Give the entries again exactly, every one of them.
Start of INPUT
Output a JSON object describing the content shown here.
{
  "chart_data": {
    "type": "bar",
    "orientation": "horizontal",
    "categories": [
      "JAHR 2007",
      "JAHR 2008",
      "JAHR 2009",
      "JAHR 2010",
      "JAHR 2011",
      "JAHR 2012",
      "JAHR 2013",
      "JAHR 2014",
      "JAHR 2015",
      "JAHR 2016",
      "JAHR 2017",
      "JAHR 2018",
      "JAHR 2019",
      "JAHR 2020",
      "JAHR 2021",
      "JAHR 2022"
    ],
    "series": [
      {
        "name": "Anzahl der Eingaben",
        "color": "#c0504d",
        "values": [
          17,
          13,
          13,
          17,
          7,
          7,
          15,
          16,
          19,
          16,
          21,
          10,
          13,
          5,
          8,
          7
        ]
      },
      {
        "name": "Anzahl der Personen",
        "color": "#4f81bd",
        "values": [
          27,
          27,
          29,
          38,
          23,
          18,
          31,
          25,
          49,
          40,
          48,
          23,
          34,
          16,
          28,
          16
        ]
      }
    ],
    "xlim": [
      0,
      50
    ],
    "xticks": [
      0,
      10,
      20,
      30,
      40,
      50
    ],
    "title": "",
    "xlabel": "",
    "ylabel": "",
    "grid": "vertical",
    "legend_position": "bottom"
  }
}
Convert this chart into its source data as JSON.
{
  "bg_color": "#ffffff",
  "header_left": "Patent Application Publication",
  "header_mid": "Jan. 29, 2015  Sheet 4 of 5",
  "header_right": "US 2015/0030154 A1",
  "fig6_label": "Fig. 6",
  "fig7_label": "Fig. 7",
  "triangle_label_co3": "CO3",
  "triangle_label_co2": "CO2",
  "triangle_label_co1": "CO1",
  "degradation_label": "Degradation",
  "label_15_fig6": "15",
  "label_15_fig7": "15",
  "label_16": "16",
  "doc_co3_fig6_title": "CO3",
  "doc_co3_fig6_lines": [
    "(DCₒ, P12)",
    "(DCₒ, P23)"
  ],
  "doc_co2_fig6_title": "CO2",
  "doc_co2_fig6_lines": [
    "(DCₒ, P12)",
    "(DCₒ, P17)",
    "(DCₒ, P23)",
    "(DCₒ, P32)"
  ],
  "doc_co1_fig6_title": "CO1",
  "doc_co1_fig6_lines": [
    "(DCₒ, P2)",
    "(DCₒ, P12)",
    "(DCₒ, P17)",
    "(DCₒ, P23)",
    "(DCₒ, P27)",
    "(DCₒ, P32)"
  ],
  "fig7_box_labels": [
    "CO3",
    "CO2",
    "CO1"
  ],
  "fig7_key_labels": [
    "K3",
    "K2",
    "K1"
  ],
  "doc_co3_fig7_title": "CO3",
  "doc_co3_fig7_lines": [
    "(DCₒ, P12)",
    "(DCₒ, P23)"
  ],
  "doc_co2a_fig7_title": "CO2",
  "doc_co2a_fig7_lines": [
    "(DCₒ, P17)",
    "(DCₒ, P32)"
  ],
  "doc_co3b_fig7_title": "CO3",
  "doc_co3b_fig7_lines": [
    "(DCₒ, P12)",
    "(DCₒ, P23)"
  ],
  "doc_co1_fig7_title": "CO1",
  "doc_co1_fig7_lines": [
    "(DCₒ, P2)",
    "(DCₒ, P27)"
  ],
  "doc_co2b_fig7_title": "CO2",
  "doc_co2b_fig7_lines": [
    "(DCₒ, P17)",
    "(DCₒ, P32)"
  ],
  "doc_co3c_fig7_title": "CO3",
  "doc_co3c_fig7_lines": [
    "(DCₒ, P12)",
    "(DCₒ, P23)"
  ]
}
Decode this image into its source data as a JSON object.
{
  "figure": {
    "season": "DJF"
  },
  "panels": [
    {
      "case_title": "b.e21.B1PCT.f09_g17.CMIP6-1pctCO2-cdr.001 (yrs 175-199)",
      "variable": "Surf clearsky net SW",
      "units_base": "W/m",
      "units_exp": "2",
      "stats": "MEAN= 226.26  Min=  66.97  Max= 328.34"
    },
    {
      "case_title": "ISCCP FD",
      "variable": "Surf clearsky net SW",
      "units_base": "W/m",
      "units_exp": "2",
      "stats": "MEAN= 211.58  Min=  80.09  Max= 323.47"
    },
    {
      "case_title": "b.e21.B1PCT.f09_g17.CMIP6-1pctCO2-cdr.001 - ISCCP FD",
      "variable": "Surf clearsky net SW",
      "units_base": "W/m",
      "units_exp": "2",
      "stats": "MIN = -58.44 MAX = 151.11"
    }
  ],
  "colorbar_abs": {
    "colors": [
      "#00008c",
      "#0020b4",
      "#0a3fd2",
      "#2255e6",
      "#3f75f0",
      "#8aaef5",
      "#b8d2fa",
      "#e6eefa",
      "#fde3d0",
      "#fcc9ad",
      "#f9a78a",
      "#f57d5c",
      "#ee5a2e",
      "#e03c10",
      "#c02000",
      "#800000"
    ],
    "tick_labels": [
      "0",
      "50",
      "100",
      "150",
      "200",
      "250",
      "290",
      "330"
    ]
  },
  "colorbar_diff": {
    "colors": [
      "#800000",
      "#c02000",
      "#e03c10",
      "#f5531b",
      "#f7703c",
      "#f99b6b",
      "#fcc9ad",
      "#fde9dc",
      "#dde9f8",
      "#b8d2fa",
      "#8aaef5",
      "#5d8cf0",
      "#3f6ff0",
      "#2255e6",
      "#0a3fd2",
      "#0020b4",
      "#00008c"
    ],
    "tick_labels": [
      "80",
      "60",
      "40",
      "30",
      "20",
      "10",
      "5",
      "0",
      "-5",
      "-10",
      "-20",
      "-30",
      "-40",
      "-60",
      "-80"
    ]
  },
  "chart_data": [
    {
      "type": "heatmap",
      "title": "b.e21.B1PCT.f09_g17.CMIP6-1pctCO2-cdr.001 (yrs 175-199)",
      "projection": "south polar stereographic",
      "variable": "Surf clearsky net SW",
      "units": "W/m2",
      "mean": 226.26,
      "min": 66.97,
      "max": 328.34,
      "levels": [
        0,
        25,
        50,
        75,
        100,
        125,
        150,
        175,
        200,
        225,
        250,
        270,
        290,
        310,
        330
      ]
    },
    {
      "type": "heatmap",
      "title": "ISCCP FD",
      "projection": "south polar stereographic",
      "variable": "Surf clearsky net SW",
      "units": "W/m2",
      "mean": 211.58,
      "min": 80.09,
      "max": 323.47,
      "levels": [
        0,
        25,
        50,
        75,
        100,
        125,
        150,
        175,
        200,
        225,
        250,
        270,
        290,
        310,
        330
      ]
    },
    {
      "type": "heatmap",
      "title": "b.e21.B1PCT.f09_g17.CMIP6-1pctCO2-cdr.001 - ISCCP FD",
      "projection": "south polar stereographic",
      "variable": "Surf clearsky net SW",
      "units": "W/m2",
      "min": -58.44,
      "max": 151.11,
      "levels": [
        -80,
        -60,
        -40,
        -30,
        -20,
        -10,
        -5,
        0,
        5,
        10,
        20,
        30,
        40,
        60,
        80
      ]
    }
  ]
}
End of INPUT
WORKED SOLUTION:
Output a JSON object describing the content shown here.
{
  "chart_data": {
    "type": "bar",
    "orientation": "horizontal",
    "categories": [
      "JAHR 2007",
      "JAHR 2008",
      "JAHR 2009",
      "JAHR 2010",
      "JAHR 2011",
      "JAHR 2012",
      "JAHR 2013",
      "JAHR 2014",
      "JAHR 2015",
      "JAHR 2016",
      "JAHR 2017",
      "JAHR 2018",
      "JAHR 2019",
      "JAHR 2020",
      "JAHR 2021",
      "JAHR 2022"
    ],
    "series": [
      {
        "name": "Anzahl der Eingaben",
        "color": "#c0504d",
        "values": [
          17,
          13,
          13,
          17,
          7,
          7,
          15,
          16,
          19,
          16,
          21,
          10,
          13,
          5,
          8,
          7
        ]
      },
      {
        "name": "Anzahl der Personen",
        "color": "#4f81bd",
        "values": [
          27,
          27,
          29,
          38,
          23,
          18,
          31,
          25,
          49,
          40,
          48,
          23,
          34,
          16,
          28,
          16
        ]
      }
    ],
    "xlim": [
      0,
      50
    ],
    "xticks": [
      0,
      10,
      20,
      30,
      40,
      50
    ],
    "title": "",
    "xlabel": "",
    "ylabel": "",
    "grid": "vertical",
    "legend_position": "bottom"
  }
}
Convert this chart into its source data as JSON.
{
  "bg_color": "#ffffff",
  "header_left": "Patent Application Publication",
  "header_mid": "Jan. 29, 2015  Sheet 4 of 5",
  "header_right": "US 2015/0030154 A1",
  "fig6_label": "Fig. 6",
  "fig7_label": "Fig. 7",
  "triangle_label_co3": "CO3",
  "triangle_label_co2": "CO2",
  "triangle_label_co1": "CO1",
  "degradation_label": "Degradation",
  "label_15_fig6": "15",
  "label_15_fig7": "15",
  "label_16": "16",
  "doc_co3_fig6_title": "CO3",
  "doc_co3_fig6_lines": [
    "(DCₒ, P12)",
    "(DCₒ, P23)"
  ],
  "doc_co2_fig6_title": "CO2",
  "doc_co2_fig6_lines": [
    "(DCₒ, P12)",
    "(DCₒ, P17)",
    "(DCₒ, P23)",
    "(DCₒ, P32)"
  ],
  "doc_co1_fig6_title": "CO1",
  "doc_co1_fig6_lines": [
    "(DCₒ, P2)",
    "(DCₒ, P12)",
    "(DCₒ, P17)",
    "(DCₒ, P23)",
    "(DCₒ, P27)",
    "(DCₒ, P32)"
  ],
  "fig7_box_labels": [
    "CO3",
    "CO2",
    "CO1"
  ],
  "fig7_key_labels": [
    "K3",
    "K2",
    "K1"
  ],
  "doc_co3_fig7_title": "CO3",
  "doc_co3_fig7_lines": [
    "(DCₒ, P12)",
    "(DCₒ, P23)"
  ],
  "doc_co2a_fig7_title": "CO2",
  "doc_co2a_fig7_lines": [
    "(DCₒ, P17)",
    "(DCₒ, P32)"
  ],
  "doc_co3b_fig7_title": "CO3",
  "doc_co3b_fig7_lines": [
    "(DCₒ, P12)",
    "(DCₒ, P23)"
  ],
  "doc_co1_fig7_title": "CO1",
  "doc_co1_fig7_lines": [
    "(DCₒ, P2)",
    "(DCₒ, P27)"
  ],
  "doc_co2b_fig7_title": "CO2",
  "doc_co2b_fig7_lines": [
    "(DCₒ, P17)",
    "(DCₒ, P32)"
  ],
  "doc_co3c_fig7_title": "CO3",
  "doc_co3c_fig7_lines": [
    "(DCₒ, P12)",
    "(DCₒ, P23)"
  ]
}
Decode this image into its source data as a JSON object.
{
  "figure": {
    "season": "DJF"
  },
  "panels": [
    {
      "case_title": "b.e21.B1PCT.f09_g17.CMIP6-1pctCO2-cdr.001 (yrs 175-199)",
      "variable": "Surf clearsky net SW",
      "units_base": "W/m",
      "units_exp": "2",
      "stats": "MEAN= 226.26  Min=  66.97  Max= 328.34"
    },
    {
      "case_title": "ISCCP FD",
      "variable": "Surf clearsky net SW",
      "units_base": "W/m",
      "units_exp": "2",
      "stats": "MEAN= 211.58  Min=  80.09  Max= 323.47"
    },
    {
      "case_title": "b.e21.B1PCT.f09_g17.CMIP6-1pctCO2-cdr.001 - ISCCP FD",
      "variable": "Surf clearsky net SW",
      "units_base": "W/m",
      "units_exp": "2",
      "stats": "MIN = -58.44 MAX = 151.11"
    }
  ],
  "colorbar_abs": {
    "colors": [
      "#00008c",
      "#0020b4",
      "#0a3fd2",
      "#2255e6",
      "#3f75f0",
      "#8aaef5",
      "#b8d2fa",
      "#e6eefa",
      "#fde3d0",
      "#fcc9ad",
      "#f9a78a",
      "#f57d5c",
      "#ee5a2e",
      "#e03c10",
      "#c02000",
      "#800000"
    ],
    "tick_labels": [
      "0",
      "50",
      "100",
      "150",
      "200",
      "250",
      "290",
      "330"
    ]
  },
  "colorbar_diff": {
    "colors": [
      "#800000",
      "#c02000",
      "#e03c10",
      "#f5531b",
      "#f7703c",
      "#f99b6b",
      "#fcc9ad",
      "#fde9dc",
      "#dde9f8",
      "#b8d2fa",
      "#8aaef5",
      "#5d8cf0",
      "#3f6ff0",
      "#2255e6",
      "#0a3fd2",
      "#0020b4",
      "#00008c"
    ],
    "tick_labels": [
      "80",
      "60",
      "40",
      "30",
      "20",
      "10",
      "5",
      "0",
      "-5",
      "-10",
      "-20",
      "-30",
      "-40",
      "-60",
      "-80"
    ]
  },
  "chart_data": [
    {
      "type": "heatmap",
      "title": "b.e21.B1PCT.f09_g17.CMIP6-1pctCO2-cdr.001 (yrs 175-199)",
      "projection": "south polar stereographic",
      "variable": "Surf clearsky net SW",
      "units": "W/m2",
      "mean": 226.26,
      "min": 66.97,
      "max": 328.34,
      "levels": [
        0,
        25,
        50,
        75,
        100,
        125,
        150,
        175,
        200,
        225,
        250,
        270,
        290,
        310,
        330
      ]
    },
    {
      "type": "heatmap",
      "title": "ISCCP FD",
      "projection": "south polar stereographic",
      "variable": "Surf clearsky net SW",
      "units": "W/m2",
      "mean": 211.58,
      "min": 80.09,
      "max": 323.47,
      "levels": [
        0,
        25,
        50,
        75,
        100,
        125,
        150,
        175,
        200,
        225,
        250,
        270,
        290,
        310,
        330
      ]
    },
    {
      "type": "heatmap",
      "title": "b.e21.B1PCT.f09_g17.CMIP6-1pctCO2-cdr.001 - ISCCP FD",
      "projection": "south polar stereographic",
      "variable": "Surf clearsky net SW",
      "units": "W/m2",
      "min": -58.44,
      "max": 151.11,
      "levels": [
        -80,
        -60,
        -40,
        -30,
        -20,
        -10,
        -5,
        0,
        5,
        10,
        20,
        30,
        40,
        60,
        80
      ]
    }
  ]
}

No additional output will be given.